Data listing:
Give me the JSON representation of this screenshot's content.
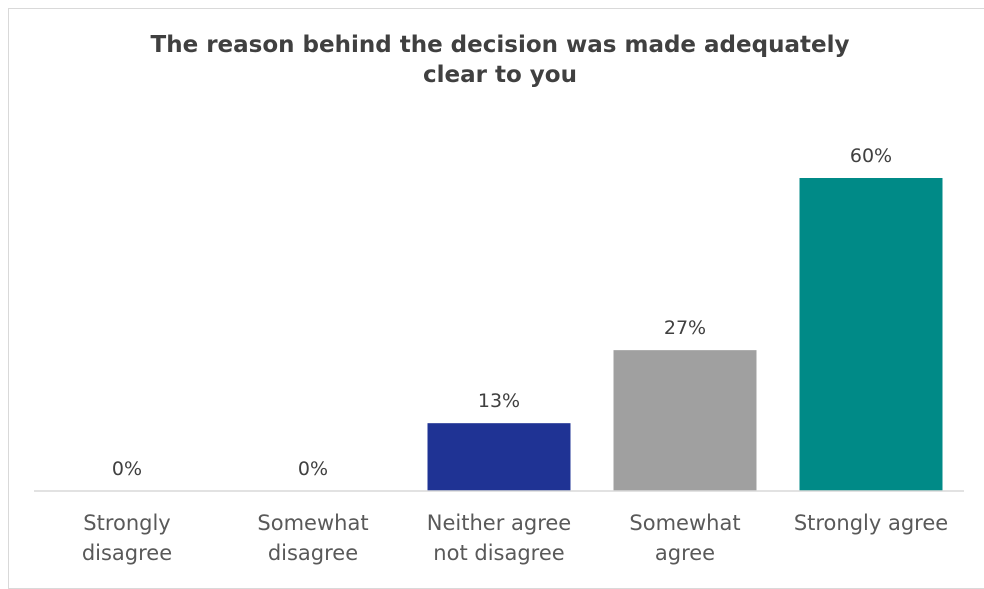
{
  "chart_data": {
    "type": "bar",
    "title": "The reason behind the decision was made adequately clear to you",
    "title_lines": [
      "The reason behind the decision was made adequately",
      "clear to you"
    ],
    "categories": [
      [
        "Strongly",
        "disagree"
      ],
      [
        "Somewhat",
        "disagree"
      ],
      [
        "Neither agree",
        "not disagree"
      ],
      [
        "Somewhat",
        "agree"
      ],
      [
        "Strongly agree"
      ]
    ],
    "values": [
      0,
      0,
      13,
      27,
      60
    ],
    "value_labels": [
      "0%",
      "0%",
      "13%",
      "27%",
      "60%"
    ],
    "colors": [
      "#1f3394",
      "#1f3394",
      "#1f3394",
      "#a0a0a0",
      "#008a87"
    ],
    "ylim": [
      0,
      60
    ],
    "unit": "%",
    "grid": false,
    "legend": "none"
  },
  "colors": {
    "title": "#404040",
    "axis": "#d9d9d9",
    "label": "#595959",
    "value_label": "#404040"
  }
}
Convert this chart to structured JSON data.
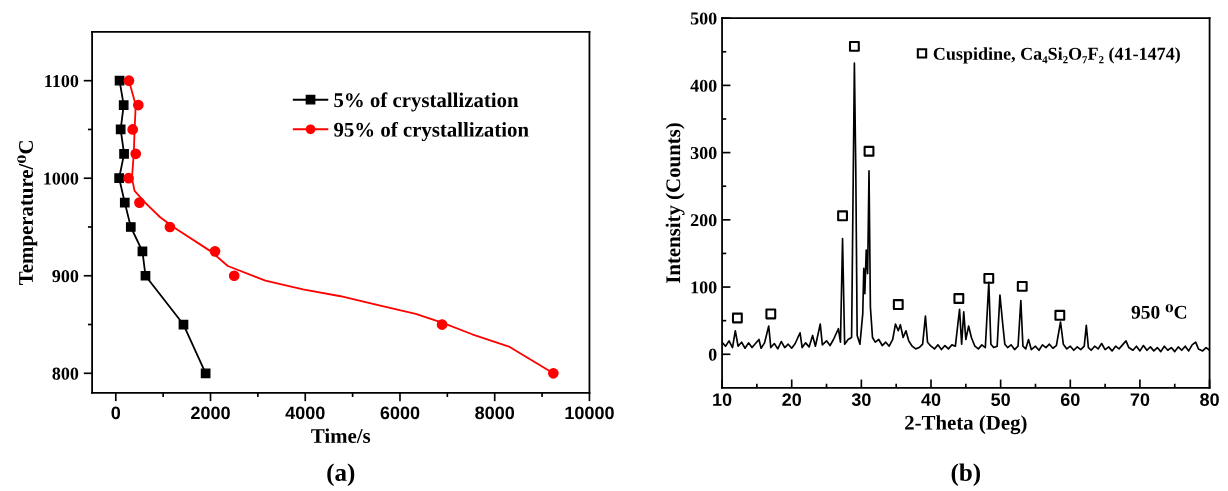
{
  "chart_data": [
    {
      "type": "line",
      "xlabel": "Time/s",
      "ylabel": "Temperature/⁰C",
      "xlim": [
        -500,
        10000
      ],
      "ylim": [
        780,
        1150
      ],
      "xticks": [
        0,
        2000,
        4000,
        6000,
        8000,
        10000
      ],
      "yticks": [
        800,
        900,
        1000,
        1100
      ],
      "grid": false,
      "legend": "top right",
      "annotations": [
        "(a)"
      ],
      "series": [
        {
          "name": "5% of crystallization",
          "color": "#000000",
          "marker": "square",
          "line_style": "solid",
          "x": [
            80,
            167,
            103,
            175,
            71,
            190,
            317,
            563,
            627,
            1429,
            1897
          ],
          "values": [
            1100,
            1075,
            1050,
            1025,
            1000,
            975,
            950,
            925,
            900,
            850,
            800
          ]
        },
        {
          "name": "95% of crystallization",
          "type": "scatter",
          "color": "#ff0000",
          "marker": "circle",
          "x": [
            278,
            476,
            357,
            421,
            270,
            500,
            1143,
            2095,
            2500,
            6889,
            9238
          ],
          "values": [
            1100,
            1075,
            1050,
            1025,
            1000,
            975,
            950,
            925,
            900,
            850,
            800
          ]
        },
        {
          "color": "#ff0000",
          "line_style": "solid",
          "x": [
            278,
            421,
            397,
            381,
            341,
            397,
            619,
            937,
            1214,
            2008,
            2365,
            3159,
            3952,
            4746,
            5540,
            6333,
            6889,
            7524,
            8317,
            9238
          ],
          "values": [
            1100,
            1075,
            1050,
            1026,
            1000,
            987,
            975,
            960,
            950,
            925,
            910,
            895,
            886,
            879,
            870,
            861,
            852,
            840,
            827,
            800
          ]
        }
      ]
    },
    {
      "type": "line",
      "xlabel": "2-Theta (Deg)",
      "ylabel": "Intensity (Counts)",
      "xlim": [
        10,
        80
      ],
      "ylim": [
        -50,
        500
      ],
      "xticks": [
        10,
        20,
        30,
        40,
        50,
        60,
        70,
        80
      ],
      "yticks": [
        0,
        100,
        200,
        300,
        400,
        500
      ],
      "grid": false,
      "legend": "top right",
      "annotations": [
        "950 ⁰C",
        "(b)"
      ],
      "series": [
        {
          "color": "#000000",
          "line_style": "solid",
          "x": [
            10,
            10.5,
            11,
            11.5,
            11.9,
            12.3,
            12.8,
            13.3,
            13.8,
            14.3,
            14.8,
            15.3,
            15.6,
            16.1,
            16.7,
            17.0,
            17.5,
            18.0,
            18.5,
            19.0,
            19.5,
            20.0,
            20.5,
            21.2,
            21.5,
            22.0,
            22.5,
            23.0,
            23.4,
            24.1,
            24.4,
            25.0,
            25.5,
            26.0,
            26.7,
            27.0,
            27.3,
            27.6,
            28.1,
            28.6,
            29.0,
            29.2,
            29.4,
            29.8,
            30.2,
            30.35,
            30.5,
            30.7,
            30.9,
            31.1,
            31.3,
            31.6,
            32.0,
            32.5,
            33.0,
            33.5,
            34.0,
            34.5,
            34.9,
            35.3,
            35.6,
            36.0,
            36.4,
            36.8,
            37.3,
            37.8,
            38.3,
            38.8,
            39.2,
            39.5,
            40.0,
            40.5,
            41.0,
            41.5,
            42.0,
            42.5,
            43.0,
            43.5,
            44.1,
            44.4,
            44.7,
            45.0,
            45.4,
            45.8,
            46.3,
            46.8,
            47.3,
            47.8,
            48.3,
            48.6,
            49.0,
            49.5,
            49.9,
            50.3,
            50.6,
            51.0,
            51.5,
            52.0,
            52.5,
            52.9,
            53.2,
            53.6,
            54.0,
            54.4,
            55.0,
            55.5,
            56.0,
            56.5,
            57.0,
            57.5,
            58.0,
            58.6,
            59.0,
            59.5,
            60.0,
            60.5,
            61.0,
            61.5,
            62.0,
            62.3,
            62.6,
            63.0,
            63.5,
            64.0,
            64.5,
            65.0,
            65.5,
            66.0,
            66.5,
            67.0,
            67.5,
            68.0,
            68.4,
            69.0,
            69.5,
            70.0,
            70.5,
            71.0,
            71.5,
            72.0,
            72.5,
            73.0,
            73.5,
            74.0,
            74.5,
            75.0,
            75.5,
            76.0,
            76.5,
            77.0,
            77.5,
            78.0,
            78.4,
            79.0,
            79.5,
            80.0
          ],
          "values": [
            18,
            12,
            20,
            10,
            35,
            12,
            18,
            9,
            17,
            10,
            16,
            22,
            9,
            17,
            42,
            10,
            16,
            8,
            19,
            10,
            15,
            9,
            16,
            32,
            10,
            17,
            11,
            28,
            12,
            45,
            14,
            20,
            13,
            22,
            38,
            18,
            172,
            15,
            22,
            25,
            433,
            275,
            28,
            15,
            60,
            128,
            90,
            155,
            120,
            273,
            70,
            25,
            18,
            22,
            13,
            18,
            12,
            22,
            45,
            35,
            44,
            25,
            35,
            20,
            12,
            8,
            10,
            15,
            57,
            18,
            12,
            8,
            14,
            7,
            13,
            8,
            14,
            12,
            67,
            15,
            63,
            22,
            42,
            25,
            12,
            8,
            14,
            10,
            107,
            15,
            10,
            12,
            88,
            45,
            15,
            10,
            14,
            7,
            12,
            80,
            12,
            8,
            22,
            7,
            12,
            6,
            14,
            10,
            15,
            9,
            13,
            48,
            15,
            8,
            12,
            6,
            11,
            7,
            12,
            43,
            10,
            6,
            12,
            8,
            16,
            7,
            11,
            5,
            12,
            8,
            14,
            20,
            10,
            6,
            12,
            5,
            13,
            6,
            11,
            5,
            10,
            4,
            12,
            6,
            10,
            4,
            11,
            6,
            12,
            5,
            14,
            18,
            8,
            5,
            10,
            6
          ]
        },
        {
          "name": "Cuspidine, Ca₄Si₂O₇F₂ (41-1474)",
          "type": "scatter",
          "color": "#000000",
          "marker": "square",
          "x": [
            12.2,
            17.0,
            27.3,
            29.0,
            31.1,
            35.3,
            44.0,
            48.3,
            53.1,
            58.5
          ],
          "values": [
            54,
            60,
            206,
            458,
            302,
            74,
            83,
            113,
            101,
            58
          ]
        }
      ]
    }
  ]
}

What you should do: Copy the listing exactly. Any image in it stays out of the copy.

The completed task:
Give me the JSON representation of this screenshot's content.
{
  "chart_data": {
    "type": "bar",
    "title": "The reason behind the decision was made adequately clear to you",
    "title_lines": [
      "The reason behind the decision was made adequately",
      "clear to you"
    ],
    "categories": [
      [
        "Strongly",
        "disagree"
      ],
      [
        "Somewhat",
        "disagree"
      ],
      [
        "Neither agree",
        "not disagree"
      ],
      [
        "Somewhat",
        "agree"
      ],
      [
        "Strongly agree"
      ]
    ],
    "values": [
      0,
      0,
      13,
      27,
      60
    ],
    "value_labels": [
      "0%",
      "0%",
      "13%",
      "27%",
      "60%"
    ],
    "colors": [
      "#1f3394",
      "#1f3394",
      "#1f3394",
      "#a0a0a0",
      "#008a87"
    ],
    "ylim": [
      0,
      60
    ],
    "unit": "%",
    "grid": false,
    "legend": "none"
  },
  "colors": {
    "title": "#404040",
    "axis": "#d9d9d9",
    "label": "#595959",
    "value_label": "#404040"
  }
}
Convert this chart to structured JSON data.
{
  "chart_data": [
    {
      "type": "line",
      "xlabel": "Time/s",
      "ylabel": "Temperature/⁰C",
      "xlim": [
        -500,
        10000
      ],
      "ylim": [
        780,
        1150
      ],
      "xticks": [
        0,
        2000,
        4000,
        6000,
        8000,
        10000
      ],
      "yticks": [
        800,
        900,
        1000,
        1100
      ],
      "grid": false,
      "legend": "top right",
      "annotations": [
        "(a)"
      ],
      "series": [
        {
          "name": "5% of crystallization",
          "color": "#000000",
          "marker": "square",
          "line_style": "solid",
          "x": [
            80,
            167,
            103,
            175,
            71,
            190,
            317,
            563,
            627,
            1429,
            1897
          ],
          "values": [
            1100,
            1075,
            1050,
            1025,
            1000,
            975,
            950,
            925,
            900,
            850,
            800
          ]
        },
        {
          "name": "95% of crystallization",
          "type": "scatter",
          "color": "#ff0000",
          "marker": "circle",
          "x": [
            278,
            476,
            357,
            421,
            270,
            500,
            1143,
            2095,
            2500,
            6889,
            9238
          ],
          "values": [
            1100,
            1075,
            1050,
            1025,
            1000,
            975,
            950,
            925,
            900,
            850,
            800
          ]
        },
        {
          "color": "#ff0000",
          "line_style": "solid",
          "x": [
            278,
            421,
            397,
            381,
            341,
            397,
            619,
            937,
            1214,
            2008,
            2365,
            3159,
            3952,
            4746,
            5540,
            6333,
            6889,
            7524,
            8317,
            9238
          ],
          "values": [
            1100,
            1075,
            1050,
            1026,
            1000,
            987,
            975,
            960,
            950,
            925,
            910,
            895,
            886,
            879,
            870,
            861,
            852,
            840,
            827,
            800
          ]
        }
      ]
    },
    {
      "type": "line",
      "xlabel": "2-Theta (Deg)",
      "ylabel": "Intensity (Counts)",
      "xlim": [
        10,
        80
      ],
      "ylim": [
        -50,
        500
      ],
      "xticks": [
        10,
        20,
        30,
        40,
        50,
        60,
        70,
        80
      ],
      "yticks": [
        0,
        100,
        200,
        300,
        400,
        500
      ],
      "grid": false,
      "legend": "top right",
      "annotations": [
        "950 ⁰C",
        "(b)"
      ],
      "series": [
        {
          "color": "#000000",
          "line_style": "solid",
          "x": [
            10,
            10.5,
            11,
            11.5,
            11.9,
            12.3,
            12.8,
            13.3,
            13.8,
            14.3,
            14.8,
            15.3,
            15.6,
            16.1,
            16.7,
            17.0,
            17.5,
            18.0,
            18.5,
            19.0,
            19.5,
            20.0,
            20.5,
            21.2,
            21.5,
            22.0,
            22.5,
            23.0,
            23.4,
            24.1,
            24.4,
            25.0,
            25.5,
            26.0,
            26.7,
            27.0,
            27.3,
            27.6,
            28.1,
            28.6,
            29.0,
            29.2,
            29.4,
            29.8,
            30.2,
            30.35,
            30.5,
            30.7,
            30.9,
            31.1,
            31.3,
            31.6,
            32.0,
            32.5,
            33.0,
            33.5,
            34.0,
            34.5,
            34.9,
            35.3,
            35.6,
            36.0,
            36.4,
            36.8,
            37.3,
            37.8,
            38.3,
            38.8,
            39.2,
            39.5,
            40.0,
            40.5,
            41.0,
            41.5,
            42.0,
            42.5,
            43.0,
            43.5,
            44.1,
            44.4,
            44.7,
            45.0,
            45.4,
            45.8,
            46.3,
            46.8,
            47.3,
            47.8,
            48.3,
            48.6,
            49.0,
            49.5,
            49.9,
            50.3,
            50.6,
            51.0,
            51.5,
            52.0,
            52.5,
            52.9,
            53.2,
            53.6,
            54.0,
            54.4,
            55.0,
            55.5,
            56.0,
            56.5,
            57.0,
            57.5,
            58.0,
            58.6,
            59.0,
            59.5,
            60.0,
            60.5,
            61.0,
            61.5,
            62.0,
            62.3,
            62.6,
            63.0,
            63.5,
            64.0,
            64.5,
            65.0,
            65.5,
            66.0,
            66.5,
            67.0,
            67.5,
            68.0,
            68.4,
            69.0,
            69.5,
            70.0,
            70.5,
            71.0,
            71.5,
            72.0,
            72.5,
            73.0,
            73.5,
            74.0,
            74.5,
            75.0,
            75.5,
            76.0,
            76.5,
            77.0,
            77.5,
            78.0,
            78.4,
            79.0,
            79.5,
            80.0
          ],
          "values": [
            18,
            12,
            20,
            10,
            35,
            12,
            18,
            9,
            17,
            10,
            16,
            22,
            9,
            17,
            42,
            10,
            16,
            8,
            19,
            10,
            15,
            9,
            16,
            32,
            10,
            17,
            11,
            28,
            12,
            45,
            14,
            20,
            13,
            22,
            38,
            18,
            172,
            15,
            22,
            25,
            433,
            275,
            28,
            15,
            60,
            128,
            90,
            155,
            120,
            273,
            70,
            25,
            18,
            22,
            13,
            18,
            12,
            22,
            45,
            35,
            44,
            25,
            35,
            20,
            12,
            8,
            10,
            15,
            57,
            18,
            12,
            8,
            14,
            7,
            13,
            8,
            14,
            12,
            67,
            15,
            63,
            22,
            42,
            25,
            12,
            8,
            14,
            10,
            107,
            15,
            10,
            12,
            88,
            45,
            15,
            10,
            14,
            7,
            12,
            80,
            12,
            8,
            22,
            7,
            12,
            6,
            14,
            10,
            15,
            9,
            13,
            48,
            15,
            8,
            12,
            6,
            11,
            7,
            12,
            43,
            10,
            6,
            12,
            8,
            16,
            7,
            11,
            5,
            12,
            8,
            14,
            20,
            10,
            6,
            12,
            5,
            13,
            6,
            11,
            5,
            10,
            4,
            12,
            6,
            10,
            4,
            11,
            6,
            12,
            5,
            14,
            18,
            8,
            5,
            10,
            6
          ]
        },
        {
          "name": "Cuspidine, Ca₄Si₂O₇F₂ (41-1474)",
          "type": "scatter",
          "color": "#000000",
          "marker": "square",
          "x": [
            12.2,
            17.0,
            27.3,
            29.0,
            31.1,
            35.3,
            44.0,
            48.3,
            53.1,
            58.5
          ],
          "values": [
            54,
            60,
            206,
            458,
            302,
            74,
            83,
            113,
            101,
            58
          ]
        }
      ]
    }
  ]
}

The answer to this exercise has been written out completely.